Your task is to print every entry below exactly as given.
>> Begin Data to process
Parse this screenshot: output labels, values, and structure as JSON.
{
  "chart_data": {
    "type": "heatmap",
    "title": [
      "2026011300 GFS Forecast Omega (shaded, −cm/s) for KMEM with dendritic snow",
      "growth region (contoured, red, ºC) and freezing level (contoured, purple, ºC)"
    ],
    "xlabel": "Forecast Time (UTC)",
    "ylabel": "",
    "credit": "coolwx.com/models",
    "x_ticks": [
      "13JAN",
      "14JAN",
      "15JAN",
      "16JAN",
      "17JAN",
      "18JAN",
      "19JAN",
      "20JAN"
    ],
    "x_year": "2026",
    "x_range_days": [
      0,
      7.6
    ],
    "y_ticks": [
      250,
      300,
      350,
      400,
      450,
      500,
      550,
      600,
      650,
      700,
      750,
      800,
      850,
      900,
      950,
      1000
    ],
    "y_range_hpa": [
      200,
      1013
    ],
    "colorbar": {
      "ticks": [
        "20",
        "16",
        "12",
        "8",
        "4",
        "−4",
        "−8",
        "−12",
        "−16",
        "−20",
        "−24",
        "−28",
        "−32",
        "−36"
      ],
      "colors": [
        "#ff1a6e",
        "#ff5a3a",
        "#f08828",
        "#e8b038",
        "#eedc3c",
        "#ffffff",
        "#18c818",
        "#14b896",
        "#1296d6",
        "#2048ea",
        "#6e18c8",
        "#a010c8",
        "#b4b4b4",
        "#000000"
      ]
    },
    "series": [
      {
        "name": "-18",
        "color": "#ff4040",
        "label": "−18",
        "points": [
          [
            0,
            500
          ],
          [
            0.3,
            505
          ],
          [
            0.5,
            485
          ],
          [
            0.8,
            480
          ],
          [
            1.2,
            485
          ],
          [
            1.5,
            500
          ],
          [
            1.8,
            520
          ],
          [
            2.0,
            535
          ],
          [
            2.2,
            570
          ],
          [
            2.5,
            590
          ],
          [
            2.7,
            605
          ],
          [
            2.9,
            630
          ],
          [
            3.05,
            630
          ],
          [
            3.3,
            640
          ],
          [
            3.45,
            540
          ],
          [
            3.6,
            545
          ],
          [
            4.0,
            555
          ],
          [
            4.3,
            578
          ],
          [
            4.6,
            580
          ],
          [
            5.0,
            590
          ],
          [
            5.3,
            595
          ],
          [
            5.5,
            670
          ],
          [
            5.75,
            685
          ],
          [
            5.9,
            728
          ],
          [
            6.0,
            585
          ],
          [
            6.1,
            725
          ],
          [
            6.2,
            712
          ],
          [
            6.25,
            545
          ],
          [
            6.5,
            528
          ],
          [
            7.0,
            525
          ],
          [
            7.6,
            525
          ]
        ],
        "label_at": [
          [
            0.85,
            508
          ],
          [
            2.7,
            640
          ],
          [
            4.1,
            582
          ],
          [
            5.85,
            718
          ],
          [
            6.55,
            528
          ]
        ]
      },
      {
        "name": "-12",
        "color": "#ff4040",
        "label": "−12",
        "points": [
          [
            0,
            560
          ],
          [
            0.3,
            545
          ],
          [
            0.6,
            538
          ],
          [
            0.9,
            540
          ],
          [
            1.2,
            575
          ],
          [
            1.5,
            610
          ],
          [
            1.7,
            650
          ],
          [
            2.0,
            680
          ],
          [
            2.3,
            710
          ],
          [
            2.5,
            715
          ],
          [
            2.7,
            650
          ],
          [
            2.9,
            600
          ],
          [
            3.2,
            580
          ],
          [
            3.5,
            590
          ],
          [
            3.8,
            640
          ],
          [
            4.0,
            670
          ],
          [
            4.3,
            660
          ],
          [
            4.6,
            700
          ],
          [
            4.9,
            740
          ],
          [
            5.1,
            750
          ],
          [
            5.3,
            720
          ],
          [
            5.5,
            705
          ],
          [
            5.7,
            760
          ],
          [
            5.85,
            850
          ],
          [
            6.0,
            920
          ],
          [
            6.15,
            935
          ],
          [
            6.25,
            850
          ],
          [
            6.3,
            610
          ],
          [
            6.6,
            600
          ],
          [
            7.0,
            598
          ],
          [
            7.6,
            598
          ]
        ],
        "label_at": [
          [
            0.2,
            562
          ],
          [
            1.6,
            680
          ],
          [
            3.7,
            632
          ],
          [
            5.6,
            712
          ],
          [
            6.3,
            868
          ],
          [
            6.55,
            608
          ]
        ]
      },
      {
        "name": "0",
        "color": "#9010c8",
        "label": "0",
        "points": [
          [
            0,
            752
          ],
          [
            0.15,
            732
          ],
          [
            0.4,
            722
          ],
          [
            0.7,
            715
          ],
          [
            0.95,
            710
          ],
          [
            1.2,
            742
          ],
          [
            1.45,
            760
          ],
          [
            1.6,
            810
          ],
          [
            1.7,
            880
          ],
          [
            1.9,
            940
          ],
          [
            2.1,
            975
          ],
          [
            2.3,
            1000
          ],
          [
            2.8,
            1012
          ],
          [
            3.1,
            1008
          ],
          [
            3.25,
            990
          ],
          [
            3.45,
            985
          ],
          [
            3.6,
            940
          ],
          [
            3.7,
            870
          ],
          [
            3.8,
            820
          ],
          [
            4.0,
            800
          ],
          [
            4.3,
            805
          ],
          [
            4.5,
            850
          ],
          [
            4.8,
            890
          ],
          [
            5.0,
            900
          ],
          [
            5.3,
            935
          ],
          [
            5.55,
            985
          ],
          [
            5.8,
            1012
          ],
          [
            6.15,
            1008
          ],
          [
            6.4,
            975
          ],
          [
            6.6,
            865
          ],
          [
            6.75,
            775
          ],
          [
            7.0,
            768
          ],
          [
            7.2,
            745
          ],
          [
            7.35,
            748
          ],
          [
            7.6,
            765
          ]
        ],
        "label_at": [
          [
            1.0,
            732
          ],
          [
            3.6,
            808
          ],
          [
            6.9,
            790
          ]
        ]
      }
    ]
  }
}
>> End Data to process
**Answer for this exercise**.
Parse this screenshot: output labels, values, and structure as JSON.
{
  "chart_data": {
    "type": "heatmap",
    "title": [
      "2026011300 GFS Forecast Omega (shaded, −cm/s) for KMEM with dendritic snow",
      "growth region (contoured, red, ºC) and freezing level (contoured, purple, ºC)"
    ],
    "xlabel": "Forecast Time (UTC)",
    "ylabel": "",
    "credit": "coolwx.com/models",
    "x_ticks": [
      "13JAN",
      "14JAN",
      "15JAN",
      "16JAN",
      "17JAN",
      "18JAN",
      "19JAN",
      "20JAN"
    ],
    "x_year": "2026",
    "x_range_days": [
      0,
      7.6
    ],
    "y_ticks": [
      250,
      300,
      350,
      400,
      450,
      500,
      550,
      600,
      650,
      700,
      750,
      800,
      850,
      900,
      950,
      1000
    ],
    "y_range_hpa": [
      200,
      1013
    ],
    "colorbar": {
      "ticks": [
        "20",
        "16",
        "12",
        "8",
        "4",
        "−4",
        "−8",
        "−12",
        "−16",
        "−20",
        "−24",
        "−28",
        "−32",
        "−36"
      ],
      "colors": [
        "#ff1a6e",
        "#ff5a3a",
        "#f08828",
        "#e8b038",
        "#eedc3c",
        "#ffffff",
        "#18c818",
        "#14b896",
        "#1296d6",
        "#2048ea",
        "#6e18c8",
        "#a010c8",
        "#b4b4b4",
        "#000000"
      ]
    },
    "series": [
      {
        "name": "-18",
        "color": "#ff4040",
        "label": "−18",
        "points": [
          [
            0,
            500
          ],
          [
            0.3,
            505
          ],
          [
            0.5,
            485
          ],
          [
            0.8,
            480
          ],
          [
            1.2,
            485
          ],
          [
            1.5,
            500
          ],
          [
            1.8,
            520
          ],
          [
            2.0,
            535
          ],
          [
            2.2,
            570
          ],
          [
            2.5,
            590
          ],
          [
            2.7,
            605
          ],
          [
            2.9,
            630
          ],
          [
            3.05,
            630
          ],
          [
            3.3,
            640
          ],
          [
            3.45,
            540
          ],
          [
            3.6,
            545
          ],
          [
            4.0,
            555
          ],
          [
            4.3,
            578
          ],
          [
            4.6,
            580
          ],
          [
            5.0,
            590
          ],
          [
            5.3,
            595
          ],
          [
            5.5,
            670
          ],
          [
            5.75,
            685
          ],
          [
            5.9,
            728
          ],
          [
            6.0,
            585
          ],
          [
            6.1,
            725
          ],
          [
            6.2,
            712
          ],
          [
            6.25,
            545
          ],
          [
            6.5,
            528
          ],
          [
            7.0,
            525
          ],
          [
            7.6,
            525
          ]
        ],
        "label_at": [
          [
            0.85,
            508
          ],
          [
            2.7,
            640
          ],
          [
            4.1,
            582
          ],
          [
            5.85,
            718
          ],
          [
            6.55,
            528
          ]
        ]
      },
      {
        "name": "-12",
        "color": "#ff4040",
        "label": "−12",
        "points": [
          [
            0,
            560
          ],
          [
            0.3,
            545
          ],
          [
            0.6,
            538
          ],
          [
            0.9,
            540
          ],
          [
            1.2,
            575
          ],
          [
            1.5,
            610
          ],
          [
            1.7,
            650
          ],
          [
            2.0,
            680
          ],
          [
            2.3,
            710
          ],
          [
            2.5,
            715
          ],
          [
            2.7,
            650
          ],
          [
            2.9,
            600
          ],
          [
            3.2,
            580
          ],
          [
            3.5,
            590
          ],
          [
            3.8,
            640
          ],
          [
            4.0,
            670
          ],
          [
            4.3,
            660
          ],
          [
            4.6,
            700
          ],
          [
            4.9,
            740
          ],
          [
            5.1,
            750
          ],
          [
            5.3,
            720
          ],
          [
            5.5,
            705
          ],
          [
            5.7,
            760
          ],
          [
            5.85,
            850
          ],
          [
            6.0,
            920
          ],
          [
            6.15,
            935
          ],
          [
            6.25,
            850
          ],
          [
            6.3,
            610
          ],
          [
            6.6,
            600
          ],
          [
            7.0,
            598
          ],
          [
            7.6,
            598
          ]
        ],
        "label_at": [
          [
            0.2,
            562
          ],
          [
            1.6,
            680
          ],
          [
            3.7,
            632
          ],
          [
            5.6,
            712
          ],
          [
            6.3,
            868
          ],
          [
            6.55,
            608
          ]
        ]
      },
      {
        "name": "0",
        "color": "#9010c8",
        "label": "0",
        "points": [
          [
            0,
            752
          ],
          [
            0.15,
            732
          ],
          [
            0.4,
            722
          ],
          [
            0.7,
            715
          ],
          [
            0.95,
            710
          ],
          [
            1.2,
            742
          ],
          [
            1.45,
            760
          ],
          [
            1.6,
            810
          ],
          [
            1.7,
            880
          ],
          [
            1.9,
            940
          ],
          [
            2.1,
            975
          ],
          [
            2.3,
            1000
          ],
          [
            2.8,
            1012
          ],
          [
            3.1,
            1008
          ],
          [
            3.25,
            990
          ],
          [
            3.45,
            985
          ],
          [
            3.6,
            940
          ],
          [
            3.7,
            870
          ],
          [
            3.8,
            820
          ],
          [
            4.0,
            800
          ],
          [
            4.3,
            805
          ],
          [
            4.5,
            850
          ],
          [
            4.8,
            890
          ],
          [
            5.0,
            900
          ],
          [
            5.3,
            935
          ],
          [
            5.55,
            985
          ],
          [
            5.8,
            1012
          ],
          [
            6.15,
            1008
          ],
          [
            6.4,
            975
          ],
          [
            6.6,
            865
          ],
          [
            6.75,
            775
          ],
          [
            7.0,
            768
          ],
          [
            7.2,
            745
          ],
          [
            7.35,
            748
          ],
          [
            7.6,
            765
          ]
        ],
        "label_at": [
          [
            1.0,
            732
          ],
          [
            3.6,
            808
          ],
          [
            6.9,
            790
          ]
        ]
      }
    ]
  }
}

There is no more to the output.